* [WHAT YOU ARE ASKED TO DO]: Answer with a single number: the count of lines that hold "marker".

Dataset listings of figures
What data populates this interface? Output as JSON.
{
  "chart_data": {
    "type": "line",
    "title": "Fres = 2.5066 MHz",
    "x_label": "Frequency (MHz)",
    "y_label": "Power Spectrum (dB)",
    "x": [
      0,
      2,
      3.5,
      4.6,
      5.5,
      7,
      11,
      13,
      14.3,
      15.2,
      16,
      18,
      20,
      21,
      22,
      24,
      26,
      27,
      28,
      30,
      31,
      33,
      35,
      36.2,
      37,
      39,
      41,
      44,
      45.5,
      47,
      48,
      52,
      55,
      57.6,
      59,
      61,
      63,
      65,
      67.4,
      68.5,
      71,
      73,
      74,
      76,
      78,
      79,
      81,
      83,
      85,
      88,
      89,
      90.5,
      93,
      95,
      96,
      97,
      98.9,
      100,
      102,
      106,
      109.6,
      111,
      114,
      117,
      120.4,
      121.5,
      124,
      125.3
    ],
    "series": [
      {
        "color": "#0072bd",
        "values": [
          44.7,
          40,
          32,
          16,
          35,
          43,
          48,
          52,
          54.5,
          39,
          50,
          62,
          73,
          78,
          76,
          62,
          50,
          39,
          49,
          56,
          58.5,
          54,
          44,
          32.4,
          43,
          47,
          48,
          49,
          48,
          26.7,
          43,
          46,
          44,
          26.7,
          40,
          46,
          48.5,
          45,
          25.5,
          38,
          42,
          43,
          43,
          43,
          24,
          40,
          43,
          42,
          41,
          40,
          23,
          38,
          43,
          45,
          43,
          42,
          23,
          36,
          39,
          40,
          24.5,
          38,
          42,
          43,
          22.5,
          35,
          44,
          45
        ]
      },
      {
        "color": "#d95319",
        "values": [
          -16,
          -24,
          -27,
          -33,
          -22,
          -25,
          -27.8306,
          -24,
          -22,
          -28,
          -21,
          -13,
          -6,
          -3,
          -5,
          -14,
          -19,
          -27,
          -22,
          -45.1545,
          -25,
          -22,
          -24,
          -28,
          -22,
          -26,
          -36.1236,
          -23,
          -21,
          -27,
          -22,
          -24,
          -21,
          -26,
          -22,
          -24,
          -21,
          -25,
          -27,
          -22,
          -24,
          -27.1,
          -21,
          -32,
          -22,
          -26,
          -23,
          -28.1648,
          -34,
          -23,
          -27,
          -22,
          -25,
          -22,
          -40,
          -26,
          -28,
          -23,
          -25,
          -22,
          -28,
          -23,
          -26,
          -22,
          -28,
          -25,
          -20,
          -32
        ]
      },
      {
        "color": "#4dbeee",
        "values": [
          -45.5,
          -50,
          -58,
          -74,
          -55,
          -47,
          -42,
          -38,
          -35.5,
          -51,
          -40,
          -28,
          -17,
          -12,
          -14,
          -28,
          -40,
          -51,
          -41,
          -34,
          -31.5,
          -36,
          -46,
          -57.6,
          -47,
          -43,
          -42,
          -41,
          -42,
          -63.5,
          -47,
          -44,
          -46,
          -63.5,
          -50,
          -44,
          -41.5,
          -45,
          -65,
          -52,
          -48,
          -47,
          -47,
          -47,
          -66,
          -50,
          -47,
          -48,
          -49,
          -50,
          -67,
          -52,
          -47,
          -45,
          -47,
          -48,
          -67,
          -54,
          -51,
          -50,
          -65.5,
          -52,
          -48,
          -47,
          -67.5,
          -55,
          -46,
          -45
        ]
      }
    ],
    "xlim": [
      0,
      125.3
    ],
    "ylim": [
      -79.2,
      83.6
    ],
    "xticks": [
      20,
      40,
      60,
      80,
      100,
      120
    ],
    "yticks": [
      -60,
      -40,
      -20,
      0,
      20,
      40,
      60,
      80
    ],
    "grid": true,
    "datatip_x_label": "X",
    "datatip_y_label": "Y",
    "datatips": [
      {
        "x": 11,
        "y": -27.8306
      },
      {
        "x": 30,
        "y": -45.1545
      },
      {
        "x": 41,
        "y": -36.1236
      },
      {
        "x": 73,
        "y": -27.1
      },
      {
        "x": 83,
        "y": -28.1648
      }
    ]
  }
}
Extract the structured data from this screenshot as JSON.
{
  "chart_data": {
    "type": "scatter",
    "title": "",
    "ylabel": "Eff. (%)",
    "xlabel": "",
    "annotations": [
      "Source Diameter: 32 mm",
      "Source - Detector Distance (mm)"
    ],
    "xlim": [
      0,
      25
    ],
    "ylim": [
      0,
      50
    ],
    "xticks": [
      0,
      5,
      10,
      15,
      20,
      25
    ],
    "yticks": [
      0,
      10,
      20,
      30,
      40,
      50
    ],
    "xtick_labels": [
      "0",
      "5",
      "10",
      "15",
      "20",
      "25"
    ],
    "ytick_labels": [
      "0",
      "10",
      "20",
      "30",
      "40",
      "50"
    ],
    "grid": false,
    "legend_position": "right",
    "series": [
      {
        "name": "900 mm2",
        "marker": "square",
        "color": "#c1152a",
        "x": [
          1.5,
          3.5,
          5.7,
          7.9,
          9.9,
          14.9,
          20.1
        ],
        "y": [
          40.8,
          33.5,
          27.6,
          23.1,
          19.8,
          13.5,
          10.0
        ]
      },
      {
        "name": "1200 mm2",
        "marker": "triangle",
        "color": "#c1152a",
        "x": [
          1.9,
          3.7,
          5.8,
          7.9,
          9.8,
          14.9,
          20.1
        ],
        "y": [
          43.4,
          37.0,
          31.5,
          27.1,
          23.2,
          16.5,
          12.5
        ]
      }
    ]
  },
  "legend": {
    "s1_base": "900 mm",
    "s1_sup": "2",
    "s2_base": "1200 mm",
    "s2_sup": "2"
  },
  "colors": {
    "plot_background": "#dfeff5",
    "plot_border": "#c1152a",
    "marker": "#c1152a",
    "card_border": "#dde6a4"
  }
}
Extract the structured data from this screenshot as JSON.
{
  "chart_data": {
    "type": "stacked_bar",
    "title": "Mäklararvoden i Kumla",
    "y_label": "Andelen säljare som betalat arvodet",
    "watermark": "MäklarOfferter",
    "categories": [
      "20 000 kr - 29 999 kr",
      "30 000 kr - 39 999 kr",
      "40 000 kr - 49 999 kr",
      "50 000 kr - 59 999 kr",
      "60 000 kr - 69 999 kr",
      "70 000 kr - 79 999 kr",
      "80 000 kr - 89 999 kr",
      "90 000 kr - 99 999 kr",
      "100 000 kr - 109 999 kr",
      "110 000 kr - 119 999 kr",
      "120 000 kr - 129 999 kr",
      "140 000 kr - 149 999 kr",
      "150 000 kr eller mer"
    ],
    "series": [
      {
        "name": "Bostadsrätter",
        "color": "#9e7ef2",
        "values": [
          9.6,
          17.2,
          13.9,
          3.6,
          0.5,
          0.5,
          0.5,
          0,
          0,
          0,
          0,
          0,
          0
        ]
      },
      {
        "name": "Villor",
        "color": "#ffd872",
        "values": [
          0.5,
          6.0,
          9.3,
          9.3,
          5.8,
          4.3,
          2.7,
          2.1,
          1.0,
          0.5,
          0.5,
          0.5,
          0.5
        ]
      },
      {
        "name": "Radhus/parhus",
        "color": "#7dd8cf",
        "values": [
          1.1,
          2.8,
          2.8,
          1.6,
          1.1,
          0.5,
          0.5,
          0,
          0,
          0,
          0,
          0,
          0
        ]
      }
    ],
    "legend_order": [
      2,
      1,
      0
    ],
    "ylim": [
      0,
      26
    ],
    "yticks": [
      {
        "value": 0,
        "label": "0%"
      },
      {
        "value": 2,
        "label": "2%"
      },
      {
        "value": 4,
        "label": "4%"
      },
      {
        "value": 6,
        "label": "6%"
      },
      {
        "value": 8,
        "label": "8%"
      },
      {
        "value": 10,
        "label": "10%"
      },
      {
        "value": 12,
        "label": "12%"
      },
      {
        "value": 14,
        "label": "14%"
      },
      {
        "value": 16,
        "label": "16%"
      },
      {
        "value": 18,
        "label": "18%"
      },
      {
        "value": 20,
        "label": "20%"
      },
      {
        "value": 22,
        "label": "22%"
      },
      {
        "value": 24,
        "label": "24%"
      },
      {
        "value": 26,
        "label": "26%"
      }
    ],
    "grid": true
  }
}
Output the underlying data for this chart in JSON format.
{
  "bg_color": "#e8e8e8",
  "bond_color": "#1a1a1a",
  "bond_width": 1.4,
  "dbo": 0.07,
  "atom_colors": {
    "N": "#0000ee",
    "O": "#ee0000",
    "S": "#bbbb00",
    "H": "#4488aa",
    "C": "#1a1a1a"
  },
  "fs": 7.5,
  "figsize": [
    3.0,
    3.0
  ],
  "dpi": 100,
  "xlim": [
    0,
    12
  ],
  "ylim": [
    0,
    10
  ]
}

* [ANSWER BELOW]: 3